> Excerpt
We will record for 10 seconds
Capture: 78.4ms, Convert: 4.0ms, Write: 130.7ms
Capture: 74.3ms, Convert: 3.7ms, Write: 112.5ms
Capture: 62.1ms, Convert: 3.5ms, Write: 111.1ms
Time: 1s / 10s, Frames: 3, Actural FPS: 7.4, Frame processing time: 190.5ms
Capture: 59.7ms, Convert: 3.3ms, Write: 110.4ms
Capture: 60.2ms, Convert: 3.3ms, Write: 113.2ms
Capture: 58.9ms, Convert: 3.3ms, Write: 114.1ms
Capture: 61.3ms, Convert: 3.3ms, Write: 114.0ms
Capture: 59.5ms, Convert: 3.4ms, Write: 115.8ms
Capture: 55.8ms, Convert: 3.3ms, Write: 114.3ms
...[other output]

As a result, I tried adding frame scaling during capture to attempt to reduce write pressure:

def _start_recording(self) -> None:
        with mss.mss() as sct:
            if self.__running.value != 0:
                warn("Screen recording is already running.", ScreenRecordingInProgress)
            else:
                self.__running.value = 1
                while self.__running.value != 0:
                    st_start = time.perf_counter()
                    img = sct.grab(self.mon)
                    frame = np.array(img)

                    # Scale image dimensions
                    scale_percent = 50 # Scaling percentage, adjust as needed
                    width = int(frame.shape[1] * scale_percent / 100)

> Provided records

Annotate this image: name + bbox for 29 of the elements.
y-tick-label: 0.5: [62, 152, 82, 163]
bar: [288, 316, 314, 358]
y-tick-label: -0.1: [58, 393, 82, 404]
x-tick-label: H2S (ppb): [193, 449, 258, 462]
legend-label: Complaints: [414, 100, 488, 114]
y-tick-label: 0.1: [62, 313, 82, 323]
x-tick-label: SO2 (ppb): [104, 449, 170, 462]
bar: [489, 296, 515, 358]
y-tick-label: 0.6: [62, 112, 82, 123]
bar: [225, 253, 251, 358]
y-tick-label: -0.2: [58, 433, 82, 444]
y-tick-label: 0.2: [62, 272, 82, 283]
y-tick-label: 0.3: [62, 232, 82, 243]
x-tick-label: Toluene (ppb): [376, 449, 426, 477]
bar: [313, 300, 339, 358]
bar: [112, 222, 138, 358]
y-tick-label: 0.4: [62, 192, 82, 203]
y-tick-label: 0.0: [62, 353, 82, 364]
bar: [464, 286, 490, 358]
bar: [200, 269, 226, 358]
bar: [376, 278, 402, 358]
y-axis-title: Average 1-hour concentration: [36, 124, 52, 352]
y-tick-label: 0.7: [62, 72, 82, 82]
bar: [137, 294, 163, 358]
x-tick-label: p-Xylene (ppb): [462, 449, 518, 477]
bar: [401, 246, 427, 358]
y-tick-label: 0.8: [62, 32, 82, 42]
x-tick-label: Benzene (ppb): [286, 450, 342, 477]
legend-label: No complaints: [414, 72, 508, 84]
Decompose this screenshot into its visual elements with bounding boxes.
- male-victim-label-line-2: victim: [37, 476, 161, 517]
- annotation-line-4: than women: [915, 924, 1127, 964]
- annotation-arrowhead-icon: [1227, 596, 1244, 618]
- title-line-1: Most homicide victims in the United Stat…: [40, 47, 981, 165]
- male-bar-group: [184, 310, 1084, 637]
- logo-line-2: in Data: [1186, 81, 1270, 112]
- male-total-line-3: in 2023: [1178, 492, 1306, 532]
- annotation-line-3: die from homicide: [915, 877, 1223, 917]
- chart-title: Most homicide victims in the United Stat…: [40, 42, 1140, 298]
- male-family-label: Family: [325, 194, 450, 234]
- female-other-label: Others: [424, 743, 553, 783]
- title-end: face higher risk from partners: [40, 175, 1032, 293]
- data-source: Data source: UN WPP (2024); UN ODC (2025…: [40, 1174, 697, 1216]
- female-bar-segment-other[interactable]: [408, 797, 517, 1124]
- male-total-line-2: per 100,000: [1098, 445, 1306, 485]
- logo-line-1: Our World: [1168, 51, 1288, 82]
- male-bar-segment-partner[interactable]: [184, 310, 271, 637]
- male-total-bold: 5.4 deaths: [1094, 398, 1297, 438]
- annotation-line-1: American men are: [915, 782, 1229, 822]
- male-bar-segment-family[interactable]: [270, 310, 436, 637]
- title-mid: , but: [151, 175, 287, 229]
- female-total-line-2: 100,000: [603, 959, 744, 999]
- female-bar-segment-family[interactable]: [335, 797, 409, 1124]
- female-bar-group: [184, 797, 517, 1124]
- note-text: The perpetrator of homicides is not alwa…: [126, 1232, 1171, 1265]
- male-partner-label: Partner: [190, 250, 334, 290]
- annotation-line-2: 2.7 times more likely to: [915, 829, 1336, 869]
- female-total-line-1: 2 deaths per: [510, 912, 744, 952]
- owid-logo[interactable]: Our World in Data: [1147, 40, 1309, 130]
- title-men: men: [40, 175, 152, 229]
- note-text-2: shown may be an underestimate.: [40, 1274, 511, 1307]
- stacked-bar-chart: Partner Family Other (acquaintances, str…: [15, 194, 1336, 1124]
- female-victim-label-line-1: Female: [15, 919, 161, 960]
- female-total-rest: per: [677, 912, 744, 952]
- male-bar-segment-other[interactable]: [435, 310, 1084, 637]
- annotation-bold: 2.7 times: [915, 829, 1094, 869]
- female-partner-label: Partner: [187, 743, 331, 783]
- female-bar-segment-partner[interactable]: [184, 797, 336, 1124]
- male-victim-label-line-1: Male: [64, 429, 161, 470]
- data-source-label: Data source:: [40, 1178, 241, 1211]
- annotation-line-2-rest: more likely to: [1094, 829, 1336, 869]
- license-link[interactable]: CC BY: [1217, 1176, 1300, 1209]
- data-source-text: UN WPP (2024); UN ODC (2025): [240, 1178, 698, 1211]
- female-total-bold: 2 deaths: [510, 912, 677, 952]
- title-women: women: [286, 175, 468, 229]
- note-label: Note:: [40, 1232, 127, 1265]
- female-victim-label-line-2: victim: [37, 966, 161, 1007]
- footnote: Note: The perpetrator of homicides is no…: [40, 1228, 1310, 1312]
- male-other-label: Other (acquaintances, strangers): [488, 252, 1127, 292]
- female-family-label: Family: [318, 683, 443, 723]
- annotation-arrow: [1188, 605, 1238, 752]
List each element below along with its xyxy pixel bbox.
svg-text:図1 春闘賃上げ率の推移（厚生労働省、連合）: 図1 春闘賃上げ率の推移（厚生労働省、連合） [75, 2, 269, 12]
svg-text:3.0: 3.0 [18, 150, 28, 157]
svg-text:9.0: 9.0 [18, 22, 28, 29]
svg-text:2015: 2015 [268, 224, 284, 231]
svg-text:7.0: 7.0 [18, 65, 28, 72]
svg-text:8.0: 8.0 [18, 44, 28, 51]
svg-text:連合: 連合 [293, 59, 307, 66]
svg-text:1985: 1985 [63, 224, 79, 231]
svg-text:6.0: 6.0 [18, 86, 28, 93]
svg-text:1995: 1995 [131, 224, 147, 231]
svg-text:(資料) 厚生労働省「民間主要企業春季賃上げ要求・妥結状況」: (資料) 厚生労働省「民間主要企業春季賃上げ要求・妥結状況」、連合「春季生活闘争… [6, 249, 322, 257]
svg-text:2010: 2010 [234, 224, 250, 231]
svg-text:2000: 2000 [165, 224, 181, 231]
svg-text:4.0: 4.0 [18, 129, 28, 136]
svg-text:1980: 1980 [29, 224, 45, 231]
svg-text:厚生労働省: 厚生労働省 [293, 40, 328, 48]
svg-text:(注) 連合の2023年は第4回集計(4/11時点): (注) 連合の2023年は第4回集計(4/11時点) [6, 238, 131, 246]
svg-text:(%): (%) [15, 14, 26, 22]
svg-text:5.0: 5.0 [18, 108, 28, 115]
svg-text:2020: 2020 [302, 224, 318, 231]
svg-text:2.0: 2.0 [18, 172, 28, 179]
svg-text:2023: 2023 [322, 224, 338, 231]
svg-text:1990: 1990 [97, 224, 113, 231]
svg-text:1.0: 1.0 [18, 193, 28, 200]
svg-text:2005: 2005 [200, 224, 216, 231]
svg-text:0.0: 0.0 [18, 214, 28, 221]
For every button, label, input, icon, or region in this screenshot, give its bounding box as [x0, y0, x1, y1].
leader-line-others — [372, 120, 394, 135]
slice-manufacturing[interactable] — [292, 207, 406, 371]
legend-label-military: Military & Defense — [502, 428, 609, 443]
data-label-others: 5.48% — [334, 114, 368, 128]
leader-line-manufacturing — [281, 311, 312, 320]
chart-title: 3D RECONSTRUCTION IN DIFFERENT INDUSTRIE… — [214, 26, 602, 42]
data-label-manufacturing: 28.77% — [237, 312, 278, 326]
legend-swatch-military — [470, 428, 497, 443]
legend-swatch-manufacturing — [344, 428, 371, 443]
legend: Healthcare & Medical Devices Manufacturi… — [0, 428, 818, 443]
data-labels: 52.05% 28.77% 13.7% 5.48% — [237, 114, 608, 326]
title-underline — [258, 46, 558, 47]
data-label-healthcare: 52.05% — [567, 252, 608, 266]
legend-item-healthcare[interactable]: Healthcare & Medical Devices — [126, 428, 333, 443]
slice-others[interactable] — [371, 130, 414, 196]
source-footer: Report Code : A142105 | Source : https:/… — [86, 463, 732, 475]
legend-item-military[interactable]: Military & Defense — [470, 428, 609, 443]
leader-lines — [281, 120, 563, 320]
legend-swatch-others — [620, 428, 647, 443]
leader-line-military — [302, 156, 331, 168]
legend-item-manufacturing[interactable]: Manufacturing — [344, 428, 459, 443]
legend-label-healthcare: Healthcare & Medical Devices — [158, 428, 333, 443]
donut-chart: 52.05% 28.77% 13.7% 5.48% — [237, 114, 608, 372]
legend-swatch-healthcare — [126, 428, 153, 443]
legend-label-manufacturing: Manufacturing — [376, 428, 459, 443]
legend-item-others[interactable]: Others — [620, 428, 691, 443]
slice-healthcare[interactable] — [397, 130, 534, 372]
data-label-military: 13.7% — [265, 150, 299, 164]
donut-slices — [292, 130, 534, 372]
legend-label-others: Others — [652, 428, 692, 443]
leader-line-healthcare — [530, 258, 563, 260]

> What is needed
According to the screen-recording excerpt, what was added during capture to try to reduce write pressure?

> Reply to the task
Frame scaling was added during capture.